--- start Supplied text ---
Thanks to visit codestin.com
Credit goes to github.com

Skip to content

brk0v/trixter

Folders and files

NameName
Last commit message
Last commit date

Latest commit

 

History

8 Commits
 
 
 
 
 
 
 
 
 
 
 
 
 
 
 
 
 
 
 
 

Repository files navigation

Project Overview

  • trixter — a high‑performance, runtime‑tunable TCP chaos proxy — a minimal, blazing‑fast written in Rust with Tokio. It lets you inject latency, throttle bandwidth, slice writes (to simulate small MTUs/Nagle‑like behavior), corrupt bytes in flight by injecting random bytes, randomly terminate connections, and hard‑timeout sessions – all controllable per connection via a simple REST API.

  • tokio-netem — a collection of Tokio AsyncRead/AsyncWrite adapters (delay, throttle, slice, terminate, shutdown, corrupt data, inject data) that power the Trixter proxy and can be used independently in tests and harnesses. Crates.io

The remainder of this document dives into the proxy. For the adapter crate’s detailed guide, follow the tokio-netem link above.

MIT licensed


Trixter – Chaos Monkey TCP Proxy

A high‑performance, runtime‑tunable TCP chaos proxy — a minimal, blazing‑fast alternative to Toxiproxy written in Rust with Tokio. It lets you inject latency, throttle bandwidth, slice writes (to simulate small MTUs/Nagle‑like behavior), corrupt bytes in flight by injecting random bytes, randomly terminate connections, and hard‑timeout sessions – all controllable per connection via a simple REST API.


Why Trixter?

  • Zero-friction: one static binary, no external deps.
  • Runtime knobs: flip chaos on/off without restarting.
  • Per-conn control: target just the flows you want.
  • Minimal overhead: adapters are lightweight and composable.

Features

  • Fast path: tokio::io::copy_bidirectional on a multi‑thread runtime;
  • Runtime control (per active connection):
    • Latency: add/remove delay in ms.
    • Throttle: cap bytes/sec.
--- end Supplied text ---
--- start Material shown ---
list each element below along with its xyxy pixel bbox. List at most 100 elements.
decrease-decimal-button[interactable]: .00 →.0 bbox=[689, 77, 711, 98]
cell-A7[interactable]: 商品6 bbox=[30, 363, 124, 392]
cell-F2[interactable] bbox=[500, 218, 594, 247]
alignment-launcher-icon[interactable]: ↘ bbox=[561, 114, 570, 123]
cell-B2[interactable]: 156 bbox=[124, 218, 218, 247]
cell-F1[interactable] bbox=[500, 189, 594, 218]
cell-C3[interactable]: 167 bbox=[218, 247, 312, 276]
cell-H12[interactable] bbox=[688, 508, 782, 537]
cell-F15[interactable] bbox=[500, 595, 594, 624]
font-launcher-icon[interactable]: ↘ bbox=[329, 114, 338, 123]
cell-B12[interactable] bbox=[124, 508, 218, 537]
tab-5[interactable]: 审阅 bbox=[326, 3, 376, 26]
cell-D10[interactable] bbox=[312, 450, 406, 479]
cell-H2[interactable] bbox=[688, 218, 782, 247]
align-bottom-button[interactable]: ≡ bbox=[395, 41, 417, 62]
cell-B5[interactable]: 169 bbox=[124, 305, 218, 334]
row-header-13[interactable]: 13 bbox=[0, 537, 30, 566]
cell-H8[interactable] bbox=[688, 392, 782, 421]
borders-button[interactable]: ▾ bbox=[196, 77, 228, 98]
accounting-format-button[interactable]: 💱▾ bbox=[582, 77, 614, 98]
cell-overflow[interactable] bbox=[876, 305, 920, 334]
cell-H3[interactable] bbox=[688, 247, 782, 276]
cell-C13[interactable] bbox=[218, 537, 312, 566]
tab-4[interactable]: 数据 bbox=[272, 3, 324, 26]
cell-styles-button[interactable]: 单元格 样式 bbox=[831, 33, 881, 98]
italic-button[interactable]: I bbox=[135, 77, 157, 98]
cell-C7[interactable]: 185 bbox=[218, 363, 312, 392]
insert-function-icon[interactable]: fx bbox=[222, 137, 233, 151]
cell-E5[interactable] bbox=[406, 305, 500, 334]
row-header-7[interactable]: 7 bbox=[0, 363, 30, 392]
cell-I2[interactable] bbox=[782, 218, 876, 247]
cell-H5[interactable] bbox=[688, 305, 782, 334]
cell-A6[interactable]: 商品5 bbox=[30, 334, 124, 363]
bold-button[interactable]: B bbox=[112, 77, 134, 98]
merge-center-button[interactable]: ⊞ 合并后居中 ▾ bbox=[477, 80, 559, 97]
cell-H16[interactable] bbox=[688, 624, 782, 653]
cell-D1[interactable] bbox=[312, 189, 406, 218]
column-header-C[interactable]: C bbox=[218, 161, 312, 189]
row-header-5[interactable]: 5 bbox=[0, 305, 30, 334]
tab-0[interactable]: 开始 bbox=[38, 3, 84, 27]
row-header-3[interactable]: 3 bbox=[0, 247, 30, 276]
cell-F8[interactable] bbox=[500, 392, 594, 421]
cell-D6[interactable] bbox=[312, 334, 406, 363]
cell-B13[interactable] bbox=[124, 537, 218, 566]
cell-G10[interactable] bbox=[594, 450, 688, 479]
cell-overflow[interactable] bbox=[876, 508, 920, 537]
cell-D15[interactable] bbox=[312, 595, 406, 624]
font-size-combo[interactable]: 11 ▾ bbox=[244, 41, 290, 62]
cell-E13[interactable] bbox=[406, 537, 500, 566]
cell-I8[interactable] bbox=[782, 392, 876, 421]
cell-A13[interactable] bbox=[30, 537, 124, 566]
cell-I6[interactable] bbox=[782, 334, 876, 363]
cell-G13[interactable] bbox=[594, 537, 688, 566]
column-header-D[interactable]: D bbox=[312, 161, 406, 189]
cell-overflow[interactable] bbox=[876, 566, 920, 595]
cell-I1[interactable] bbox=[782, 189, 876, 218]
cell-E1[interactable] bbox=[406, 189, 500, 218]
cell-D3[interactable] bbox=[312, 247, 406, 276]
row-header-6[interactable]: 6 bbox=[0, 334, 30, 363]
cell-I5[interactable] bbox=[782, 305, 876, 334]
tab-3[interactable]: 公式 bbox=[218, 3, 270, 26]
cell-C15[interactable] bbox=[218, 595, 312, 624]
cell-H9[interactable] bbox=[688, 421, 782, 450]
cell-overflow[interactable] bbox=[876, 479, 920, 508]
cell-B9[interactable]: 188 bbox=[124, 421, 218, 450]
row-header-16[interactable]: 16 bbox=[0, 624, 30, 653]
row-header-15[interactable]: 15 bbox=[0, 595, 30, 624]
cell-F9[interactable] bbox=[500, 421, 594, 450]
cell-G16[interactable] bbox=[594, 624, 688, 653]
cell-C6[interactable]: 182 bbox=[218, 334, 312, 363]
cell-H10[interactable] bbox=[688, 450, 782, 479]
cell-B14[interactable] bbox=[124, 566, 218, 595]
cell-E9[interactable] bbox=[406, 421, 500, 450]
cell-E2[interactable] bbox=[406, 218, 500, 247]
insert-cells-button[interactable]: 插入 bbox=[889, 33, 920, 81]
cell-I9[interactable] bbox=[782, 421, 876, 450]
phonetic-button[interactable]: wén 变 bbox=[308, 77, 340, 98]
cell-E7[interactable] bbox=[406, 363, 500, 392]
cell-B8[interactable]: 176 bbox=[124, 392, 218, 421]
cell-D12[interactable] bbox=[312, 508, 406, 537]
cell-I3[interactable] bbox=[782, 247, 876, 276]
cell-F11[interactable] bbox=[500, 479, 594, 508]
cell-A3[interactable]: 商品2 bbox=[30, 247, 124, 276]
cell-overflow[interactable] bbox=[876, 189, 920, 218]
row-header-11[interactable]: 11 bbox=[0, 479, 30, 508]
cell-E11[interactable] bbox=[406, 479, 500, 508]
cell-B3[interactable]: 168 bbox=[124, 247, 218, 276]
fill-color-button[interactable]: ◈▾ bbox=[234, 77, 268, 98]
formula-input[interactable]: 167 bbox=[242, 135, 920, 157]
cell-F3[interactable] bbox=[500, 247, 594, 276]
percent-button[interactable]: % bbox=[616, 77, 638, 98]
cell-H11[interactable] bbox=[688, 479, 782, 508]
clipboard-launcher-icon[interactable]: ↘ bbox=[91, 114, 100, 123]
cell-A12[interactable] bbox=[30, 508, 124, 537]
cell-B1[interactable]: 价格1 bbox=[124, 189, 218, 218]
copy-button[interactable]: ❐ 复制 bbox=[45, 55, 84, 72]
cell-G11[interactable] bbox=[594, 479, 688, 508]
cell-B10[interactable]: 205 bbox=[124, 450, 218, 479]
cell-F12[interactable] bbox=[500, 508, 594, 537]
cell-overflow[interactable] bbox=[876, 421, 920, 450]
--- end Material shown ---
Stated problem:
Reproduce the trixter README from "MIT licensed" to "lightweight and composable.", replacing "knobs" with "switches".

Reply:
MIT licensed


Trixter – Chaos Monkey TCP Proxy

A high‑performance, runtime‑tunable TCP chaos proxy — a minimal, blazing‑fast alternative to Toxiproxy written in Rust with Tokio. It lets you inject latency, throttle bandwidth, slice writes (to simulate small MTUs/Nagle‑like behavior), corrupt bytes in flight by injecting random bytes, randomly terminate connections, and hard‑timeout sessions – all controllable per connection via a simple REST API.


Why Trixter?

  • Zero-friction: one static binary, no external deps.
  • Runtime switches: flip chaos on/off without restarting.
  • Per-conn control: target just the flows you want.
  • Minimal overhead: adapters are lightweight and composable.